* What the task asks: Set down the data below without change, skipping the pictures it holds.

* Material provided:
start
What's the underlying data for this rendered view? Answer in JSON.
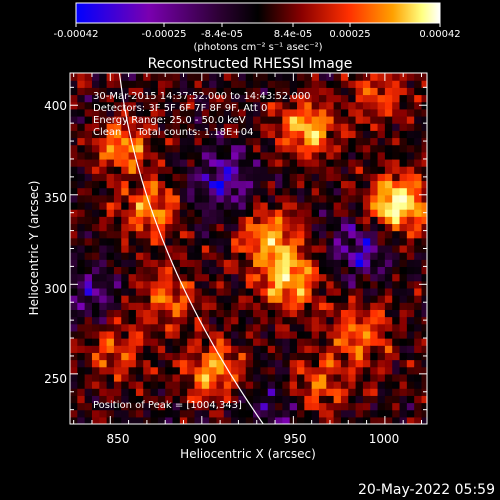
{
  "colorbar": {
    "tick_labels": [
      "-0.00042",
      "-0.00025",
      "-8.4e-05",
      "8.4e-05",
      "0.00025",
      "0.00042"
    ],
    "unit_label": "(photons cm⁻² s⁻¹ asec⁻²)",
    "colors": [
      "#0000ff",
      "#7a00b0",
      "#2a0030",
      "#000000",
      "#8a0000",
      "#ff3000",
      "#ffa000",
      "#ffff80",
      "#ffffff"
    ]
  },
  "figure": {
    "title": "Reconstructed RHESSI Image",
    "xlabel": "Heliocentric X (arcsec)",
    "ylabel": "Heliocentric Y (arcsec)",
    "x_ticks": [
      "850",
      "900",
      "950",
      "1000"
    ],
    "y_ticks": [
      "250",
      "300",
      "350",
      "400"
    ],
    "info_lines": [
      "30-Mar-2015 14:37:52.000 to 14:43:52.000",
      "Detectors: 3F 5F 6F 7F 8F 9F, Att 0",
      "Energy Range: 25.0 - 50.0 keV",
      "Clean     Total counts: 1.18E+04"
    ],
    "peak_label": "Position of Peak = [1004,343]",
    "date_stamp": "20-May-2022 05:59"
  },
  "chart_data": {
    "type": "heatmap",
    "title": "Reconstructed RHESSI Image",
    "xlabel": "Heliocentric X (arcsec)",
    "ylabel": "Heliocentric Y (arcsec)",
    "xlim": [
      828,
      1023
    ],
    "ylim": [
      222,
      418
    ],
    "x_ticks": [
      850,
      900,
      950,
      1000
    ],
    "y_ticks": [
      250,
      300,
      350,
      400
    ],
    "colorbar_range": [
      -0.00042,
      0.00042
    ],
    "colorbar_ticks": [
      -0.00042,
      -0.00025,
      -8.4e-05,
      8.4e-05,
      0.00025,
      0.00042
    ],
    "peak_position": [
      1004,
      343
    ],
    "hot_regions": [
      {
        "x": 1004,
        "y": 343,
        "level": 1.0
      },
      {
        "x": 955,
        "y": 385,
        "level": 0.7
      },
      {
        "x": 945,
        "y": 300,
        "level": 0.75
      },
      {
        "x": 935,
        "y": 325,
        "level": 0.65
      },
      {
        "x": 870,
        "y": 340,
        "level": 0.6
      },
      {
        "x": 855,
        "y": 375,
        "level": 0.55
      },
      {
        "x": 880,
        "y": 290,
        "level": 0.5
      },
      {
        "x": 905,
        "y": 250,
        "level": 0.6
      },
      {
        "x": 985,
        "y": 270,
        "level": 0.55
      },
      {
        "x": 995,
        "y": 405,
        "level": 0.45
      },
      {
        "x": 960,
        "y": 240,
        "level": 0.5
      },
      {
        "x": 850,
        "y": 260,
        "level": 0.4
      }
    ],
    "cold_regions": [
      {
        "x": 910,
        "y": 355,
        "level": -0.6
      },
      {
        "x": 985,
        "y": 320,
        "level": -0.5
      },
      {
        "x": 835,
        "y": 295,
        "level": -0.4
      },
      {
        "x": 940,
        "y": 230,
        "level": -0.4
      }
    ]
  }
}
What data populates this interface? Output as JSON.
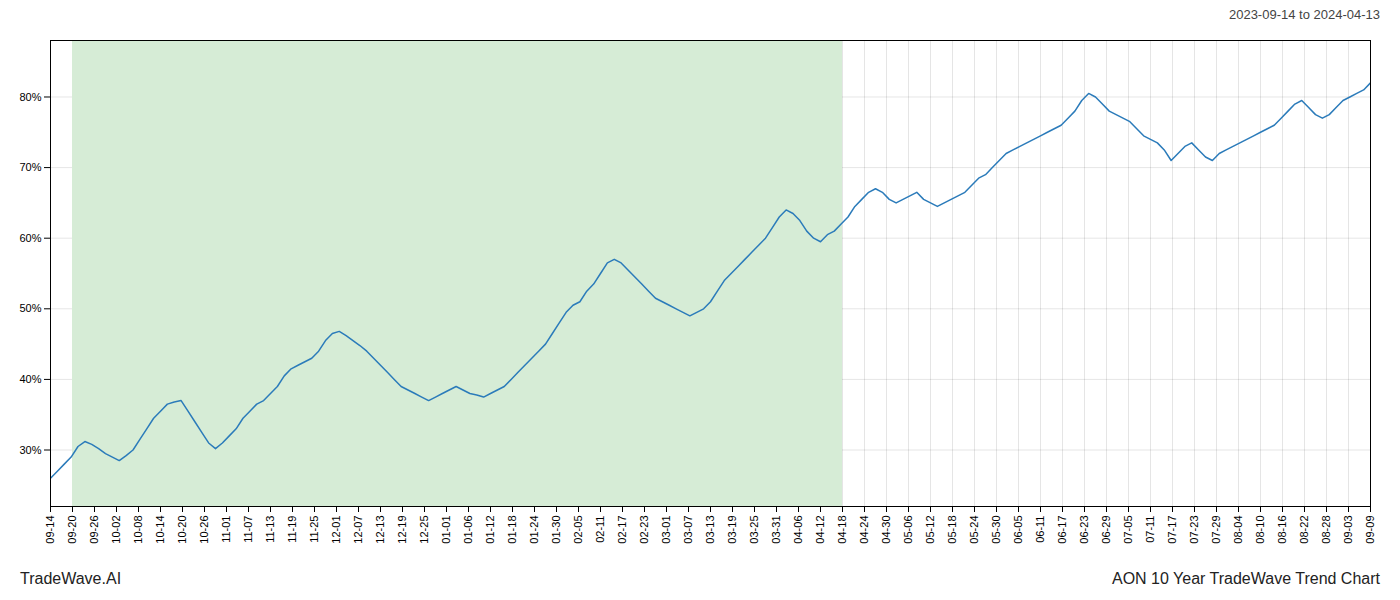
end
* Response below:
What's the underlying data for this rendered view? Answer in JSON.
{
  "colorbar": {
    "tick_labels": [
      "-0.00042",
      "-0.00025",
      "-8.4e-05",
      "8.4e-05",
      "0.00025",
      "0.00042"
    ],
    "unit_label": "(photons cm⁻² s⁻¹ asec⁻²)",
    "colors": [
      "#0000ff",
      "#7a00b0",
      "#2a0030",
      "#000000",
      "#8a0000",
      "#ff3000",
      "#ffa000",
      "#ffff80",
      "#ffffff"
    ]
  },
  "figure": {
    "title": "Reconstructed RHESSI Image",
    "xlabel": "Heliocentric X (arcsec)",
    "ylabel": "Heliocentric Y (arcsec)",
    "x_ticks": [
      "850",
      "900",
      "950",
      "1000"
    ],
    "y_ticks": [
      "250",
      "300",
      "350",
      "400"
    ],
    "info_lines": [
      "30-Mar-2015 14:37:52.000 to 14:43:52.000",
      "Detectors: 3F 5F 6F 7F 8F 9F, Att 0",
      "Energy Range: 25.0 - 50.0 keV",
      "Clean     Total counts: 1.18E+04"
    ],
    "peak_label": "Position of Peak = [1004,343]",
    "date_stamp": "20-May-2022 05:59"
  },
  "chart_data": {
    "type": "heatmap",
    "title": "Reconstructed RHESSI Image",
    "xlabel": "Heliocentric X (arcsec)",
    "ylabel": "Heliocentric Y (arcsec)",
    "xlim": [
      828,
      1023
    ],
    "ylim": [
      222,
      418
    ],
    "x_ticks": [
      850,
      900,
      950,
      1000
    ],
    "y_ticks": [
      250,
      300,
      350,
      400
    ],
    "colorbar_range": [
      -0.00042,
      0.00042
    ],
    "colorbar_ticks": [
      -0.00042,
      -0.00025,
      -8.4e-05,
      8.4e-05,
      0.00025,
      0.00042
    ],
    "peak_position": [
      1004,
      343
    ],
    "hot_regions": [
      {
        "x": 1004,
        "y": 343,
        "level": 1.0
      },
      {
        "x": 955,
        "y": 385,
        "level": 0.7
      },
      {
        "x": 945,
        "y": 300,
        "level": 0.75
      },
      {
        "x": 935,
        "y": 325,
        "level": 0.65
      },
      {
        "x": 870,
        "y": 340,
        "level": 0.6
      },
      {
        "x": 855,
        "y": 375,
        "level": 0.55
      },
      {
        "x": 880,
        "y": 290,
        "level": 0.5
      },
      {
        "x": 905,
        "y": 250,
        "level": 0.6
      },
      {
        "x": 985,
        "y": 270,
        "level": 0.55
      },
      {
        "x": 995,
        "y": 405,
        "level": 0.45
      },
      {
        "x": 960,
        "y": 240,
        "level": 0.5
      },
      {
        "x": 850,
        "y": 260,
        "level": 0.4
      }
    ],
    "cold_regions": [
      {
        "x": 910,
        "y": 355,
        "level": -0.6
      },
      {
        "x": 985,
        "y": 320,
        "level": -0.5
      },
      {
        "x": 835,
        "y": 295,
        "level": -0.4
      },
      {
        "x": 940,
        "y": 230,
        "level": -0.4
      }
    ]
  }
}
What data populates this interface? Output as JSON.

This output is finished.